• _What is required_: Show every line in the entries below where the word "Revenue" appears.
**** Data
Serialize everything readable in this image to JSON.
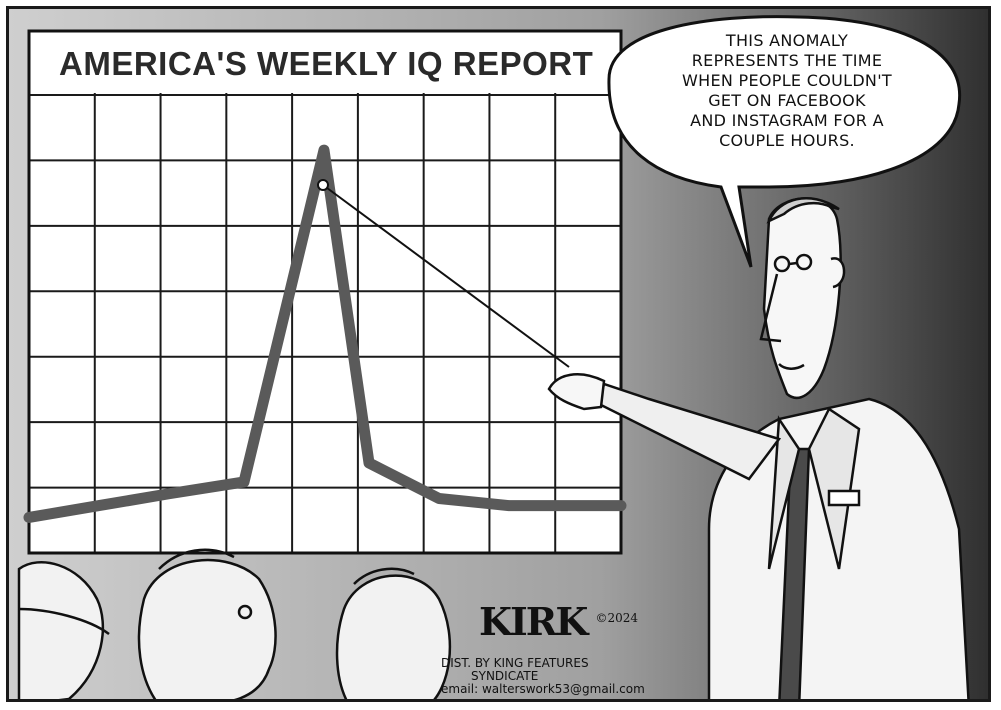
{
  "chart": {
    "title": "AMERICA'S WEEKLY IQ REPORT"
  },
  "chart_data": {
    "type": "line",
    "title": "AMERICA'S WEEKLY IQ REPORT",
    "xlabel": "",
    "ylabel": "",
    "x": [
      0,
      1,
      2,
      3,
      4,
      5,
      6,
      7,
      8,
      9
    ],
    "series": [
      {
        "values": [
          1.5,
          2.0,
          2.5,
          3.0,
          17.0,
          3.8,
          2.3,
          2.0,
          2.0,
          2.0
        ]
      }
    ],
    "xlim": [
      0,
      9
    ],
    "ylim": [
      0,
      20
    ],
    "grid": true
  },
  "speech_bubble": {
    "lines": [
      "This anomaly",
      "represents the time",
      "when people couldn't",
      "get on Facebook",
      "and Instagram for a",
      "couple hours."
    ]
  },
  "signature": {
    "artist": "KIRK",
    "copyright": "©2024",
    "dist_line1": "DIST. BY KING FEATURES",
    "dist_line2": "SYNDICATE",
    "email": "email: walterswork53@gmail.com"
  },
  "colors": {
    "line": "#5a5a5a",
    "grid": "#1a1a1a",
    "ink": "#111111"
  }
}
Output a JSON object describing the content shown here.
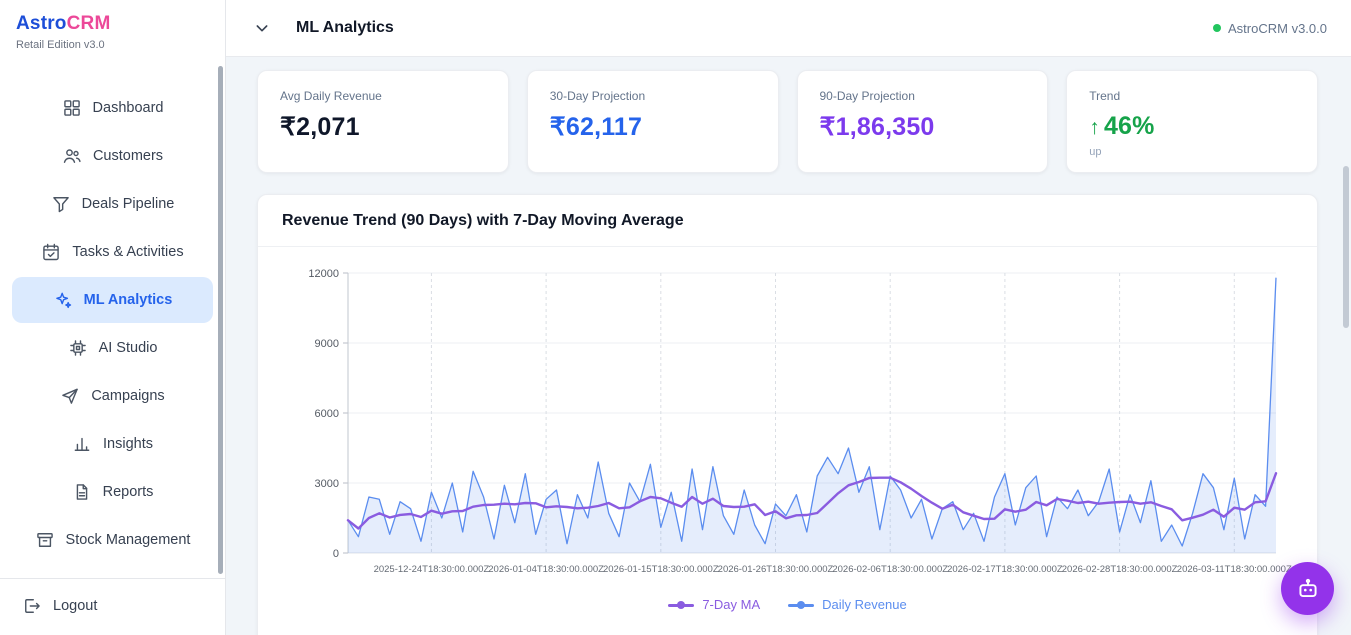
{
  "brand": {
    "name_primary": "Astro",
    "name_secondary": "CRM",
    "subtitle": "Retail Edition v3.0",
    "primary_color": "#1d4ed8",
    "secondary_color": "#ec4899"
  },
  "header": {
    "title": "ML Analytics",
    "version_label": "AstroCRM v3.0.0",
    "status_dot_color": "#22c55e"
  },
  "sidebar": {
    "items": [
      {
        "label": "Dashboard",
        "icon": "dashboard-grid-icon",
        "active": false
      },
      {
        "label": "Customers",
        "icon": "customers-icon",
        "active": false
      },
      {
        "label": "Deals Pipeline",
        "icon": "pipeline-funnel-icon",
        "active": false
      },
      {
        "label": "Tasks & Activities",
        "icon": "tasks-calendar-icon",
        "active": false
      },
      {
        "label": "ML Analytics",
        "icon": "ml-sparkles-icon",
        "active": true
      },
      {
        "label": "AI Studio",
        "icon": "ai-chip-icon",
        "active": false
      },
      {
        "label": "Campaigns",
        "icon": "campaigns-send-icon",
        "active": false
      },
      {
        "label": "Insights",
        "icon": "insights-bar-chart-icon",
        "active": false
      },
      {
        "label": "Reports",
        "icon": "reports-document-icon",
        "active": false
      },
      {
        "label": "Stock Management",
        "icon": "stock-box-icon",
        "active": false
      }
    ],
    "logout_label": "Logout",
    "active_bg": "#dbeafe",
    "active_color": "#2563eb"
  },
  "stats": [
    {
      "label": "Avg Daily Revenue",
      "value": "₹2,071",
      "color": "#0f172a"
    },
    {
      "label": "30-Day Projection",
      "value": "₹62,117",
      "color": "#2563eb"
    },
    {
      "label": "90-Day Projection",
      "value": "₹1,86,350",
      "color": "#7c3aed"
    },
    {
      "label": "Trend",
      "arrow": "↑",
      "value": "46%",
      "sub": "up",
      "color": "#16a34a"
    }
  ],
  "chart_card": {
    "title": "Revenue Trend (90 Days) with 7-Day Moving Average"
  },
  "chart_data": {
    "type": "line",
    "title": "Revenue Trend (90 Days) with 7-Day Moving Average",
    "ylim": [
      0,
      12000
    ],
    "y_ticks": [
      0,
      3000,
      6000,
      9000,
      12000
    ],
    "x_tick_labels": [
      "2025-12-24T18:30:00.000Z",
      "2026-01-04T18:30:00.000Z",
      "2026-01-15T18:30:00.000Z",
      "2026-01-26T18:30:00.000Z",
      "2026-02-06T18:30:00.000Z",
      "2026-02-17T18:30:00.000Z",
      "2026-02-28T18:30:00.000Z",
      "2026-03-11T18:30:00.000Z"
    ],
    "x_tick_indices": [
      8,
      19,
      30,
      41,
      52,
      63,
      74,
      85
    ],
    "grid": true,
    "legend_position": "bottom",
    "series": [
      {
        "name": "7-Day MA",
        "color": "#8a5ce0",
        "derived_from": "trailing 7-day mean of Daily Revenue"
      },
      {
        "name": "Daily Revenue",
        "color": "#5b8def",
        "fill": "rgba(91,141,239,0.16)",
        "values": [
          1400,
          700,
          2400,
          2300,
          800,
          2200,
          1900,
          500,
          2600,
          1500,
          3000,
          900,
          3500,
          2400,
          600,
          2900,
          1300,
          3400,
          800,
          2300,
          2700,
          400,
          2500,
          1500,
          3900,
          1700,
          700,
          3000,
          2200,
          3800,
          1100,
          2600,
          500,
          3600,
          1000,
          3700,
          1600,
          800,
          2700,
          1200,
          400,
          2100,
          1600,
          2500,
          900,
          3300,
          4100,
          3400,
          4500,
          2600,
          3700,
          1000,
          3300,
          2700,
          1500,
          2300,
          600,
          1900,
          2200,
          1000,
          1700,
          500,
          2400,
          3400,
          1200,
          2800,
          3300,
          700,
          2400,
          1900,
          2700,
          1600,
          2200,
          3600,
          900,
          2500,
          1300,
          3100,
          500,
          1200,
          300,
          1700,
          3400,
          2800,
          1000,
          3200,
          600,
          2500,
          2000,
          11800
        ]
      }
    ]
  },
  "fab": {
    "icon": "robot-icon",
    "color": "#9333ea"
  }
}
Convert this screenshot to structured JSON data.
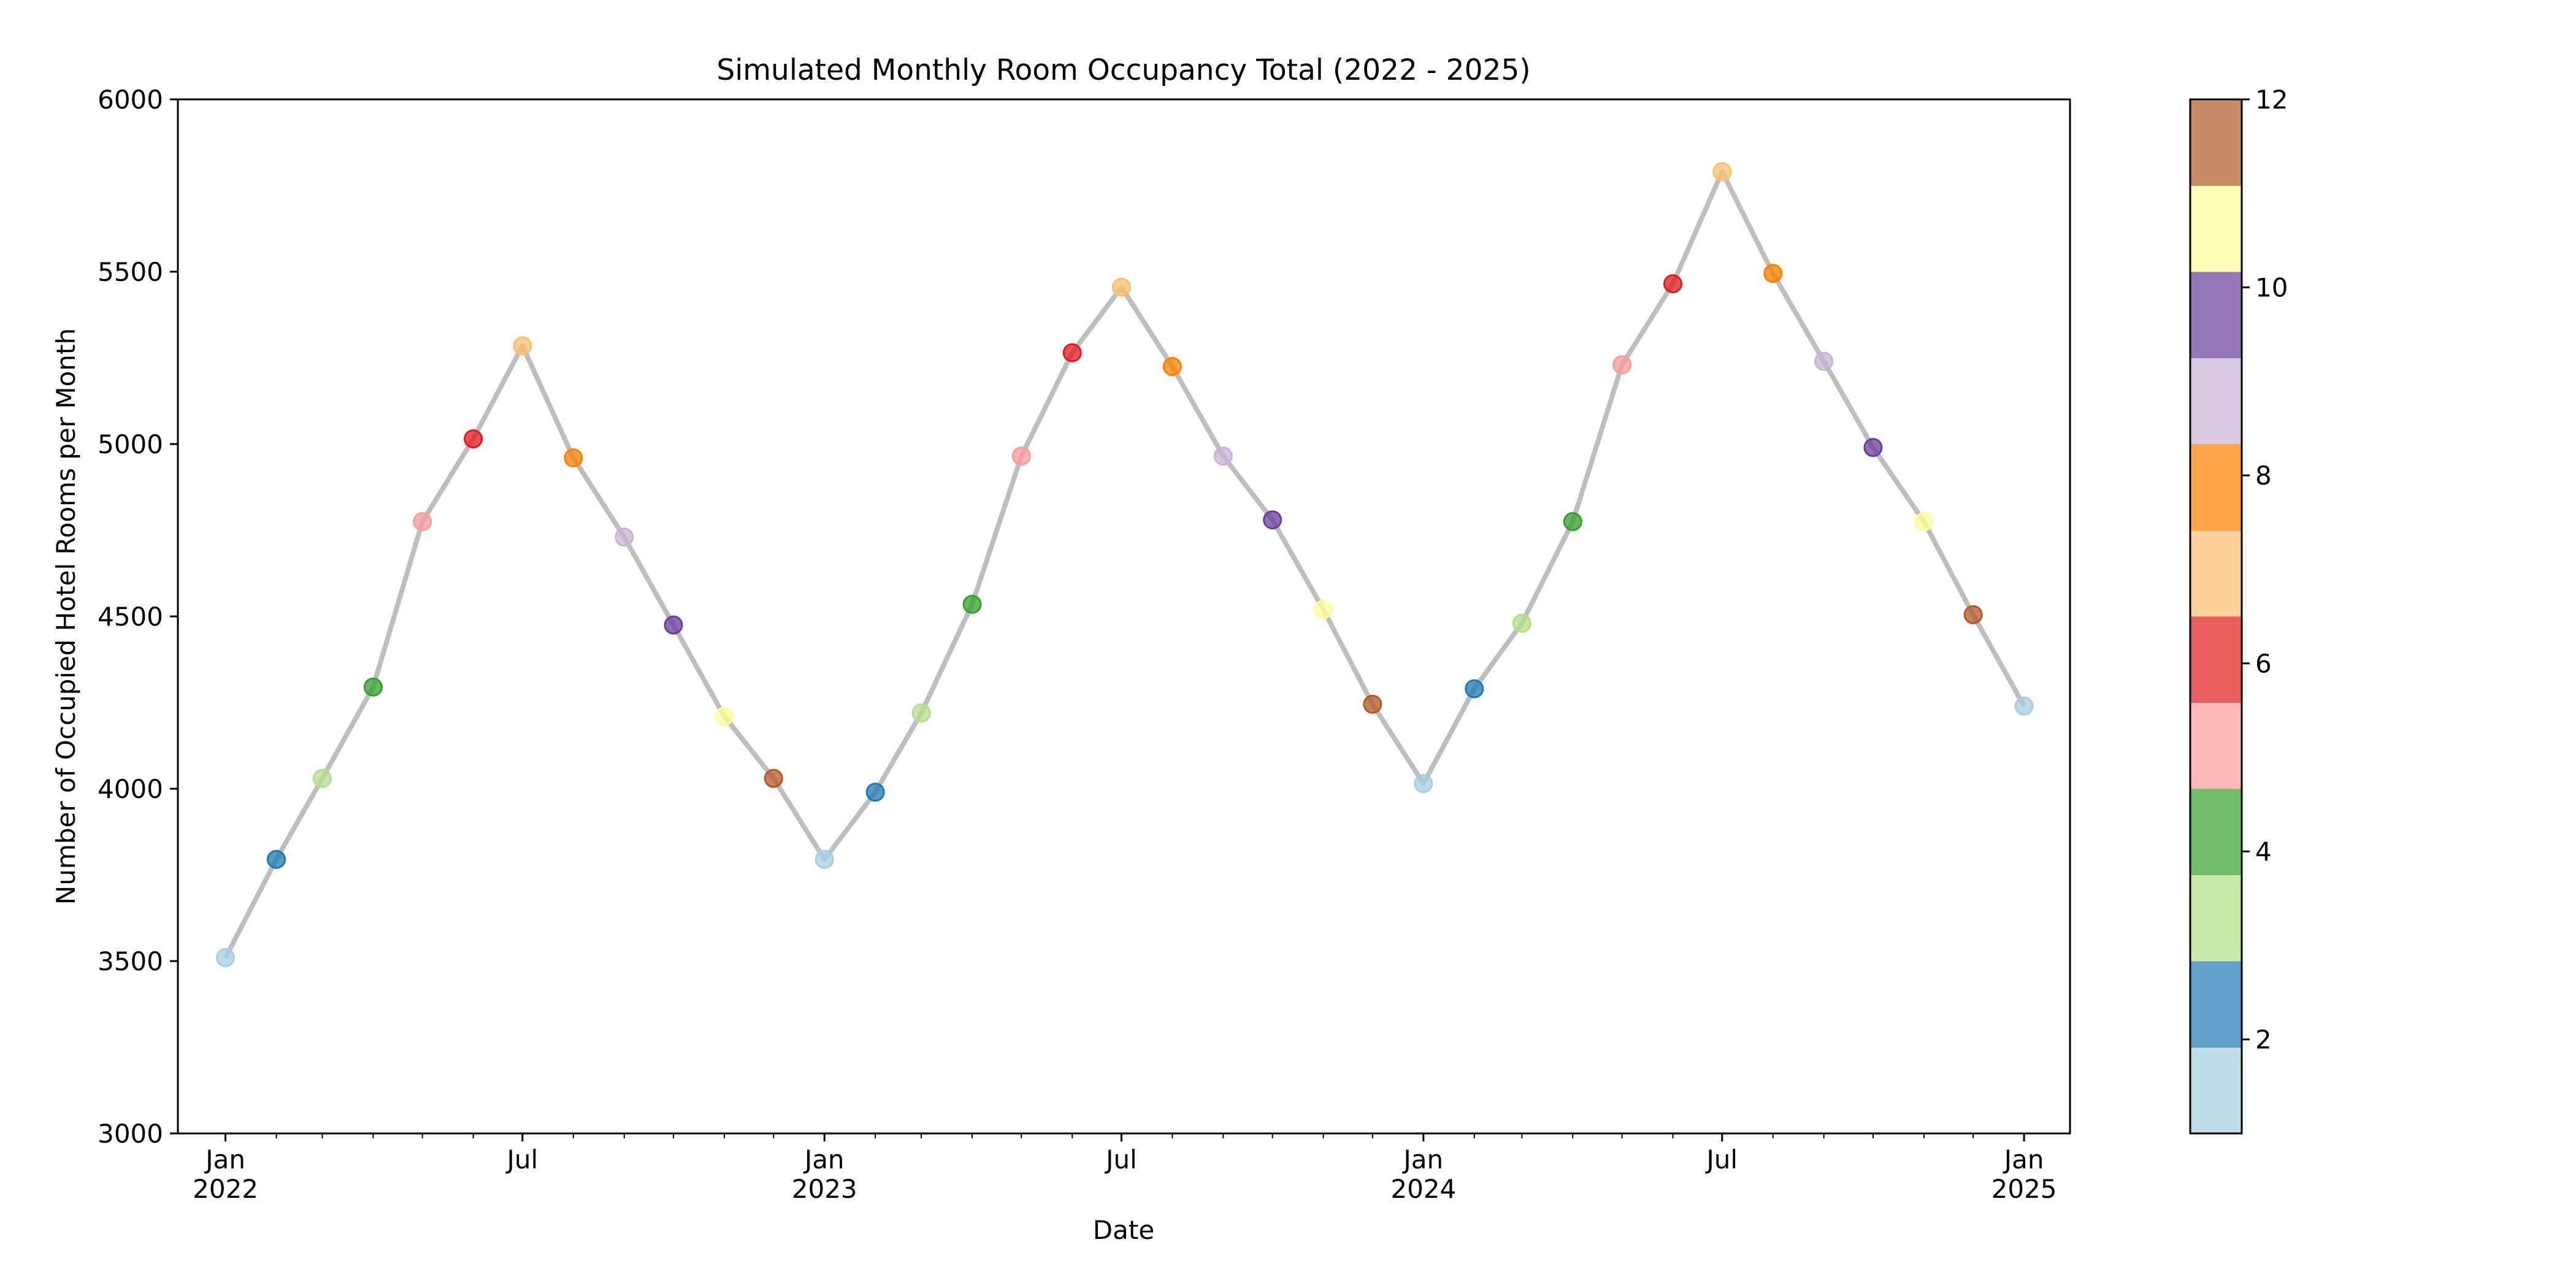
{
  "chart_data": {
    "type": "line",
    "title": "Simulated Monthly Room Occupancy Total (2022 - 2025)",
    "xlabel": "Date",
    "ylabel": "Number of Occupied Hotel Rooms per Month",
    "ylim": [
      3000,
      6000
    ],
    "yticks": [
      3000,
      3500,
      4000,
      4500,
      5000,
      5500,
      6000
    ],
    "xlim": [
      "2021-12-03",
      "2025-01-29"
    ],
    "xticks": [
      {
        "date": "2022-01-01",
        "line1": "Jan",
        "line2": "2022"
      },
      {
        "date": "2022-07-01",
        "line1": "Jul",
        "line2": ""
      },
      {
        "date": "2023-01-01",
        "line1": "Jan",
        "line2": "2023"
      },
      {
        "date": "2023-07-01",
        "line1": "Jul",
        "line2": ""
      },
      {
        "date": "2024-01-01",
        "line1": "Jan",
        "line2": "2024"
      },
      {
        "date": "2024-07-01",
        "line1": "Jul",
        "line2": ""
      },
      {
        "date": "2025-01-01",
        "line1": "Jan",
        "line2": "2025"
      }
    ],
    "grid": false,
    "line_color": "#bebebe",
    "series": [
      {
        "x": [
          "2022-01-01",
          "2022-02-01",
          "2022-03-01",
          "2022-04-01",
          "2022-05-01",
          "2022-06-01",
          "2022-07-01",
          "2022-08-01",
          "2022-09-01",
          "2022-10-01",
          "2022-11-01",
          "2022-12-01",
          "2023-01-01",
          "2023-02-01",
          "2023-03-01",
          "2023-04-01",
          "2023-05-01",
          "2023-06-01",
          "2023-07-01",
          "2023-08-01",
          "2023-09-01",
          "2023-10-01",
          "2023-11-01",
          "2023-12-01",
          "2024-01-01",
          "2024-02-01",
          "2024-03-01",
          "2024-04-01",
          "2024-05-01",
          "2024-06-01",
          "2024-07-01",
          "2024-08-01",
          "2024-09-01",
          "2024-10-01",
          "2024-11-01",
          "2024-12-01",
          "2025-01-01"
        ],
        "values": [
          3510,
          3795,
          4030,
          4295,
          4775,
          5015,
          5285,
          4960,
          4730,
          4475,
          4210,
          4030,
          3795,
          3990,
          4220,
          4535,
          4965,
          5265,
          5455,
          5225,
          4965,
          4780,
          4520,
          4245,
          4015,
          4290,
          4480,
          4775,
          5230,
          5465,
          5790,
          5495,
          5240,
          4990,
          4775,
          4505,
          4240
        ],
        "month": [
          1,
          2,
          3,
          4,
          5,
          6,
          7,
          8,
          9,
          10,
          11,
          12,
          1,
          2,
          3,
          4,
          5,
          6,
          7,
          8,
          9,
          10,
          11,
          12,
          1,
          2,
          3,
          4,
          5,
          6,
          7,
          8,
          9,
          10,
          11,
          12,
          1
        ]
      }
    ],
    "colorbar": {
      "range": [
        1,
        12
      ],
      "ticks": [
        2,
        4,
        6,
        8,
        10,
        12
      ],
      "colors": [
        "#a6cee3",
        "#1f78b4",
        "#b2df8a",
        "#33a02c",
        "#fb9a99",
        "#e31a1c",
        "#fdbf6f",
        "#ff7f00",
        "#cab2d6",
        "#6a3d9a",
        "#ffff99",
        "#b15928"
      ]
    }
  }
}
********
• _Final answer_:
      "label": "Avg Daily Revenue",
    "title": "Revenue Trend (90 Days) with 7-Day Moving Average"
    "title": "Revenue Trend (90 Days) with 7-Day Moving Average",
        "derived_from": "trailing 7-day mean of Daily Revenue"
        "name": "Daily Revenue",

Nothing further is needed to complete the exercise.